### TESTO DEL DOCUMENTO
Lavorate anche in spazi esterni, e se sì, in che modo e con quale idea di pubblico di destinazione?

Gli spazi esterni in cui lavoriamo sono le vie e le case che circondano il teatro. L’esterno che vogliamo presidiare è il territorio circostante, il quartiere. Fin dai primi incontri abbiamo preso parte al comitato di quartiere da cui è poi nata l’associazione VANTO (Vanchiglia Torino) che riunisce commercianti, residenti, associazioni e tutti coloro che animano il quartiere. Abbiamo coinvolto il pubblico nella Direzione Artistica della stagione, attraverso il Collettivo Cartellone Condiviso: circa 30 persone che spontaneamente hanno deciso di valutare tutti e 300 gli spettacoli candidati, e che insieme hanno scelto i 7 in programmazione. Per definire il nostro pubblico di destinazione lo definiremmo un non pubblico: coloro che non sono solitamente pubblico, che non vogliono solo assistere alla cultura, che la vogliono vivere.

È nato negli ultimi mesi anche un interessantissimo progetto cross mediale sulla lirica. Ce ne potete raccontare?

### CONSEGNA
Secondo l'intervista sul teatro, quanti spettacoli ha scelto per la programmazione il Collettivo Cartellone Condiviso? Per svolgere l'esercizio i record non servono.

### VOCI ELENCATE
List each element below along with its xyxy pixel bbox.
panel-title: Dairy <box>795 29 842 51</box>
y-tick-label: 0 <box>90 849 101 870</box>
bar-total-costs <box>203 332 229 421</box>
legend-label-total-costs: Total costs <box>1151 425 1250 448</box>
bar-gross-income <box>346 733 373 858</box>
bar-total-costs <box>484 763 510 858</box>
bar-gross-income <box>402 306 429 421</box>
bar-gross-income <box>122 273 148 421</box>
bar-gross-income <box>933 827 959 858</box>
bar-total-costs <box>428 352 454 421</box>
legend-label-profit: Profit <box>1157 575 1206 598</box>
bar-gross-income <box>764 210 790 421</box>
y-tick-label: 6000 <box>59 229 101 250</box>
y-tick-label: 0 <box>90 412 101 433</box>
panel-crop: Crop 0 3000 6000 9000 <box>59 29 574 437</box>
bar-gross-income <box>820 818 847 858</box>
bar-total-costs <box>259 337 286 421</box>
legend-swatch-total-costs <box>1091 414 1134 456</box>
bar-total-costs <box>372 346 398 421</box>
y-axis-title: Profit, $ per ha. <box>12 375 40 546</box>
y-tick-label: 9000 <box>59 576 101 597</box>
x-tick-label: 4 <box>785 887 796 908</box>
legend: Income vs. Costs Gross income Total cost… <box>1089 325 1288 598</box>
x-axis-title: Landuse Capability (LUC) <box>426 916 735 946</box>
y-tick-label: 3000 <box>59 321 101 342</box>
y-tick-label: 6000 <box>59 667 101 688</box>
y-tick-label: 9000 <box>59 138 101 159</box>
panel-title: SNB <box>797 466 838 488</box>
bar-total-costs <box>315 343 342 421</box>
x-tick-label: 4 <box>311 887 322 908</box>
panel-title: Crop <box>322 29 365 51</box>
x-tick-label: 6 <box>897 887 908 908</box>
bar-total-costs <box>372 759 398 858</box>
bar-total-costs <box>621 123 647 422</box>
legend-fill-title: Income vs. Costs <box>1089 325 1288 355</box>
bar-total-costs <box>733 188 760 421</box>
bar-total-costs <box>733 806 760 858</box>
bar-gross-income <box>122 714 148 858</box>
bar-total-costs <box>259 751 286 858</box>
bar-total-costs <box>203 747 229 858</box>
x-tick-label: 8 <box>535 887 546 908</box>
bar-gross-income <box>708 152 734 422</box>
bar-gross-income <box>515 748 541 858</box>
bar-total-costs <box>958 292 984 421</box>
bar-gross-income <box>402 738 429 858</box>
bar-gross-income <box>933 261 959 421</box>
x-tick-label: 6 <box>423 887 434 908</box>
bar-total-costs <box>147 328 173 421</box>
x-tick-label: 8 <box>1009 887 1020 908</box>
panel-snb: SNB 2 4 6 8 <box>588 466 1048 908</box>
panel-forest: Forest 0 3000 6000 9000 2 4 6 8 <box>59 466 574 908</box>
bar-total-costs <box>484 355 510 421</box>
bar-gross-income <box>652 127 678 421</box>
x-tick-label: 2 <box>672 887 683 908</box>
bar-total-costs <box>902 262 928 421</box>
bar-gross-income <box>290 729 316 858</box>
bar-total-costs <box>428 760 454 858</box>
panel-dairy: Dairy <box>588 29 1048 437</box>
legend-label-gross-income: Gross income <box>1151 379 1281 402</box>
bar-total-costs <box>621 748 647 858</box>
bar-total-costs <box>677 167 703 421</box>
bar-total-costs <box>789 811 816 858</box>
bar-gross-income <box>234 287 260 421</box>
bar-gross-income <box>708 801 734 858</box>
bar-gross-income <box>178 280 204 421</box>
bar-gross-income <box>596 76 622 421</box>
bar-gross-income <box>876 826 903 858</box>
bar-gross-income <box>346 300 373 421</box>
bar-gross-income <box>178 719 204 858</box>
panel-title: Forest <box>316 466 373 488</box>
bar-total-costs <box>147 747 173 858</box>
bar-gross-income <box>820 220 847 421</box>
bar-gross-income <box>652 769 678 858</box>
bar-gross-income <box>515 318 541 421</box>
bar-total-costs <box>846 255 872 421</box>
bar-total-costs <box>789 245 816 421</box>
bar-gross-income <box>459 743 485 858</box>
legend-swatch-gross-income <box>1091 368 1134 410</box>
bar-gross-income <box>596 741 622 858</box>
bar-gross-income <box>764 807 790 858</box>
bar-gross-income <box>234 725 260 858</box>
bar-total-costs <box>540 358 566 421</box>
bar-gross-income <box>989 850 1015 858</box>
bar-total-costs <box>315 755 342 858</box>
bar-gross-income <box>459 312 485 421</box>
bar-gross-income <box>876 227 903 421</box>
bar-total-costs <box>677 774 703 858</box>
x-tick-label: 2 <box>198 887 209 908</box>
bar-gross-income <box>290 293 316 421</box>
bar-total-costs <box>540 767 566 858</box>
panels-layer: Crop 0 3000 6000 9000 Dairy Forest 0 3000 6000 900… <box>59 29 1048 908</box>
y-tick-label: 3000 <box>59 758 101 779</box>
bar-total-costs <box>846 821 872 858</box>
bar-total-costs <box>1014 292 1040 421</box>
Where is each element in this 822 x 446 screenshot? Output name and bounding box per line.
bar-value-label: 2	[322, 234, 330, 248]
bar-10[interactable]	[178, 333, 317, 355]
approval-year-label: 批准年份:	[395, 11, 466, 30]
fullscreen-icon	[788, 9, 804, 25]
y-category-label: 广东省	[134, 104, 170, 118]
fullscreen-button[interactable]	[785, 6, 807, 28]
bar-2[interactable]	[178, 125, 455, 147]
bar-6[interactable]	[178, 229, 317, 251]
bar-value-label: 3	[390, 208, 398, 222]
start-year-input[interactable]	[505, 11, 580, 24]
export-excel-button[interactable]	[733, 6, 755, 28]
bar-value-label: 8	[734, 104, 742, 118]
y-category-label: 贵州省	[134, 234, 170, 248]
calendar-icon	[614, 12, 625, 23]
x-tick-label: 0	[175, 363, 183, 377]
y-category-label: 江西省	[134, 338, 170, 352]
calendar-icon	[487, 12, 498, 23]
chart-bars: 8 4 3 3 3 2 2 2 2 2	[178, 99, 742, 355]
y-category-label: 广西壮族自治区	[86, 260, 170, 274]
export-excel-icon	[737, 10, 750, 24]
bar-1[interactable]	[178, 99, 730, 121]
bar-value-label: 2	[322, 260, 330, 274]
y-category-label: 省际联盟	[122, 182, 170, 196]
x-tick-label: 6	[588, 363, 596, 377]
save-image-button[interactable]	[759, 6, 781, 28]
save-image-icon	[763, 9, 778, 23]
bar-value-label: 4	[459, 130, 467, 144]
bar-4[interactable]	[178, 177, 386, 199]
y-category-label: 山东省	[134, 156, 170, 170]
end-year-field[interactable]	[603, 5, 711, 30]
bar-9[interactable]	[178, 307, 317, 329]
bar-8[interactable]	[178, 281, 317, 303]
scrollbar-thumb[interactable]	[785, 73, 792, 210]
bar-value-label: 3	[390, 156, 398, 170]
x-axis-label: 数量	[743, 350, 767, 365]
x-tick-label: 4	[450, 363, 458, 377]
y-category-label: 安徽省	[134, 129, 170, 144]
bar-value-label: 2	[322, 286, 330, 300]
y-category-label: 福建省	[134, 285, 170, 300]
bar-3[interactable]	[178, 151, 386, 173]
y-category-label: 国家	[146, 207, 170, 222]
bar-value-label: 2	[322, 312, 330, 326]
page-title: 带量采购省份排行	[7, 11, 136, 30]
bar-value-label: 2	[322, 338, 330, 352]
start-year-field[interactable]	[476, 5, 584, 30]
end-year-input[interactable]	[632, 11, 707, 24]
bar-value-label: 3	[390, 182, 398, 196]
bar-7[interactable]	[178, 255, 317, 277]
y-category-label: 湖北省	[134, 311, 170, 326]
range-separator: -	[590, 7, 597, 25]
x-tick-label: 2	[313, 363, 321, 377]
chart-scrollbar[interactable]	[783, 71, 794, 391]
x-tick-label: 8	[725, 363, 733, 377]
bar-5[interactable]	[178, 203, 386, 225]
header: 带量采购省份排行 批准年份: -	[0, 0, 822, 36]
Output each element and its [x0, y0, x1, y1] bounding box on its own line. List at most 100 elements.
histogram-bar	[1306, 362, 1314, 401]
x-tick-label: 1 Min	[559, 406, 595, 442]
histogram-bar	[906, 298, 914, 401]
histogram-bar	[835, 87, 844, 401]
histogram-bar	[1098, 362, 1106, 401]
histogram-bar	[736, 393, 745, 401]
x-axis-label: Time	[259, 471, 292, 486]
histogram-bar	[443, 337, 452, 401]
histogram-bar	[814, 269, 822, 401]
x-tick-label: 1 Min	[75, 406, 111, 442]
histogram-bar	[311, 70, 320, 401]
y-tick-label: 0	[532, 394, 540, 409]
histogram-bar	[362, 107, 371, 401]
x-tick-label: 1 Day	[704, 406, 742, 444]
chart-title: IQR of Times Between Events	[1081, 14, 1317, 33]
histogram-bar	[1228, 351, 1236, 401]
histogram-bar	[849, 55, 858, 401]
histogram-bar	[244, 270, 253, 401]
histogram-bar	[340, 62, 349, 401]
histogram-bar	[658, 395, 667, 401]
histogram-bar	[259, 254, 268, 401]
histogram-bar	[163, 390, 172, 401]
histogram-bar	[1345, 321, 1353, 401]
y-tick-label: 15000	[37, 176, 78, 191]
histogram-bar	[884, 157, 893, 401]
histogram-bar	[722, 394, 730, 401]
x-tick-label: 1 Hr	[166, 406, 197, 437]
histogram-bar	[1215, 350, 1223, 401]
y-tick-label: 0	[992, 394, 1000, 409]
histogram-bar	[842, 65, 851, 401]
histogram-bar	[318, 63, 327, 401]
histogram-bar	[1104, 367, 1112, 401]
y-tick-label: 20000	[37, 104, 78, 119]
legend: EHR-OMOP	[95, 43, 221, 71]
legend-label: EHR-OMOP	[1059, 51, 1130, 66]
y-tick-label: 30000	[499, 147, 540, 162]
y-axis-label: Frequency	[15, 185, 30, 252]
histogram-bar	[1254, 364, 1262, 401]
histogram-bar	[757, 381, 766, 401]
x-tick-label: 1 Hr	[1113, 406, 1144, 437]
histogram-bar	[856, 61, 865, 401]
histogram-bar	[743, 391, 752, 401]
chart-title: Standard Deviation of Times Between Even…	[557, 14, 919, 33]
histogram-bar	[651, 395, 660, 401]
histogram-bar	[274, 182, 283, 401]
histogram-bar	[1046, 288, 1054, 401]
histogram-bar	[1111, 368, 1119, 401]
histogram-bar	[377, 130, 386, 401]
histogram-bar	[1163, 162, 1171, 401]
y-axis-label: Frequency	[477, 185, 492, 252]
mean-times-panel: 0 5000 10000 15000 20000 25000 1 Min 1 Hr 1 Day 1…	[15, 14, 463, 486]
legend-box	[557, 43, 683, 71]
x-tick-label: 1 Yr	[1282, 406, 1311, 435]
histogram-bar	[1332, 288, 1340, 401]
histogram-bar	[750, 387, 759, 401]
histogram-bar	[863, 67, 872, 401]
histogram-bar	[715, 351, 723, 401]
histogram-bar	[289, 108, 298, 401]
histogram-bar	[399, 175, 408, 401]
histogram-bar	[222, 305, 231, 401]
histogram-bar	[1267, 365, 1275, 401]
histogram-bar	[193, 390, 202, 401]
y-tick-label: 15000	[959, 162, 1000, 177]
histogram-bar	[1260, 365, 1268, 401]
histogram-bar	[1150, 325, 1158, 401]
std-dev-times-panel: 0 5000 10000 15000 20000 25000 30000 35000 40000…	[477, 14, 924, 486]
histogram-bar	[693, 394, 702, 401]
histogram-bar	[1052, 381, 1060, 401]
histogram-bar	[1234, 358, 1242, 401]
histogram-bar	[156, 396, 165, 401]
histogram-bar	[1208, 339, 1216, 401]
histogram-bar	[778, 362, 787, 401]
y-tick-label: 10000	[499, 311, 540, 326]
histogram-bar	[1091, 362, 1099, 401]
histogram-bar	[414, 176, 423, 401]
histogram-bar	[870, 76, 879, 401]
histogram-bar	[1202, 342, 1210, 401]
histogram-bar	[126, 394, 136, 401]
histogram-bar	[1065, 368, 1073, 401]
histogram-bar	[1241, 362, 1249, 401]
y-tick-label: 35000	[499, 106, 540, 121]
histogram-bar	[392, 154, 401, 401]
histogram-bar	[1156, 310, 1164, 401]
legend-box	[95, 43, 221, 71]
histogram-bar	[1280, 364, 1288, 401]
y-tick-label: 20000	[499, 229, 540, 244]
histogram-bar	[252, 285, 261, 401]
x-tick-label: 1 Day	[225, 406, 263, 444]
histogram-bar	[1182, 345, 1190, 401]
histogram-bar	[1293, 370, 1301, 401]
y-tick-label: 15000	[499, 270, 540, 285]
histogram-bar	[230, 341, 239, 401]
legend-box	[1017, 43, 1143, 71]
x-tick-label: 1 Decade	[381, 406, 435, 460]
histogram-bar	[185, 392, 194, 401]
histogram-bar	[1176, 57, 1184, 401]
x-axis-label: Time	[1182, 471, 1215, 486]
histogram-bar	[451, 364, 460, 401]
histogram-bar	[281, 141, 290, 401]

### RISULTATO
Ne ha scelti 7 fra i 300 candidati.